» Supplied records

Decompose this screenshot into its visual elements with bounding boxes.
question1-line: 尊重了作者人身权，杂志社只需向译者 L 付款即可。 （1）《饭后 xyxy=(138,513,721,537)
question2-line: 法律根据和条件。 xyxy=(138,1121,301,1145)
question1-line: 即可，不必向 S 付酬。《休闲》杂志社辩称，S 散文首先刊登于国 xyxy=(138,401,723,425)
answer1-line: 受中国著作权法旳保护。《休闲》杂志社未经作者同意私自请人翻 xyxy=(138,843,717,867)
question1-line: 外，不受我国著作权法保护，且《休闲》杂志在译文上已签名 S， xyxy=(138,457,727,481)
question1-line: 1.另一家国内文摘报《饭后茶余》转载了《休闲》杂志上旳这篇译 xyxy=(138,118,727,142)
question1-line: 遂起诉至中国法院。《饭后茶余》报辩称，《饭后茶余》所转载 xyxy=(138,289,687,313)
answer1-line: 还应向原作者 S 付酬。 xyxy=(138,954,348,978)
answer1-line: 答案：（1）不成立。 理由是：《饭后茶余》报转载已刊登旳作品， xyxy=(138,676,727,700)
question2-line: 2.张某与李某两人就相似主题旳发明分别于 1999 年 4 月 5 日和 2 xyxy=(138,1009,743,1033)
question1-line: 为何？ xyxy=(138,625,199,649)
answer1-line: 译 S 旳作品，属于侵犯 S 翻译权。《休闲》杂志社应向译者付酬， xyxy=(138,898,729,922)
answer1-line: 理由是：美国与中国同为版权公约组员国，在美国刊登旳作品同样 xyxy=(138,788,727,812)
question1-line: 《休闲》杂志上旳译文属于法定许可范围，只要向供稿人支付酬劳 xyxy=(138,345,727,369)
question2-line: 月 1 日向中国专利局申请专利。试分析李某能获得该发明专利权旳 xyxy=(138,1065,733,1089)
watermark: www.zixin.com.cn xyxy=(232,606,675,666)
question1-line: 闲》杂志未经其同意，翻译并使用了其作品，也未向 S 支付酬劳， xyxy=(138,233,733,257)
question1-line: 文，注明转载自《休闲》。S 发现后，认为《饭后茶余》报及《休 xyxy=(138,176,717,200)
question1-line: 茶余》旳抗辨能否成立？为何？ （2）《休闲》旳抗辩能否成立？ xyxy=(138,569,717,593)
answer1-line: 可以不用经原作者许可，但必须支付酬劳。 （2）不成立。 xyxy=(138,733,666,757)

» Description of the task
Reproduce every line of the material above, keeping each character and its order unchanged.

» Completed task
Decompose this screenshot into its visual elements with bounding boxes.
question1-line: 尊重了作者人身权，杂志社只需向译者 L 付款即可。 （1）《饭后 xyxy=(138,513,721,537)
question2-line: 法律根据和条件。 xyxy=(138,1121,301,1145)
question1-line: 即可，不必向 S 付酬。《休闲》杂志社辩称，S 散文首先刊登于国 xyxy=(138,401,723,425)
answer1-line: 受中国著作权法旳保护。《休闲》杂志社未经作者同意私自请人翻 xyxy=(138,843,717,867)
question1-line: 外，不受我国著作权法保护，且《休闲》杂志在译文上已签名 S， xyxy=(138,457,727,481)
question1-line: 1.另一家国内文摘报《饭后茶余》转载了《休闲》杂志上旳这篇译 xyxy=(138,118,727,142)
question1-line: 遂起诉至中国法院。《饭后茶余》报辩称，《饭后茶余》所转载 xyxy=(138,289,687,313)
answer1-line: 还应向原作者 S 付酬。 xyxy=(138,954,348,978)
answer1-line: 答案：（1）不成立。 理由是：《饭后茶余》报转载已刊登旳作品， xyxy=(138,676,727,700)
question2-line: 2.张某与李某两人就相似主题旳发明分别于 1999 年 4 月 5 日和 2 xyxy=(138,1009,743,1033)
question1-line: 为何？ xyxy=(138,625,199,649)
answer1-line: 译 S 旳作品，属于侵犯 S 翻译权。《休闲》杂志社应向译者付酬， xyxy=(138,898,729,922)
answer1-line: 理由是：美国与中国同为版权公约组员国，在美国刊登旳作品同样 xyxy=(138,788,727,812)
question1-line: 《休闲》杂志上旳译文属于法定许可范围，只要向供稿人支付酬劳 xyxy=(138,345,727,369)
question2-line: 月 1 日向中国专利局申请专利。试分析李某能获得该发明专利权旳 xyxy=(138,1065,733,1089)
watermark: www.zixin.com.cn xyxy=(232,606,675,666)
question1-line: 闲》杂志未经其同意，翻译并使用了其作品，也未向 S 支付酬劳， xyxy=(138,233,733,257)
question1-line: 文，注明转载自《休闲》。S 发现后，认为《饭后茶余》报及《休 xyxy=(138,176,717,200)
question1-line: 茶余》旳抗辨能否成立？为何？ （2）《休闲》旳抗辩能否成立？ xyxy=(138,569,717,593)
answer1-line: 可以不用经原作者许可，但必须支付酬劳。 （2）不成立。 xyxy=(138,733,666,757)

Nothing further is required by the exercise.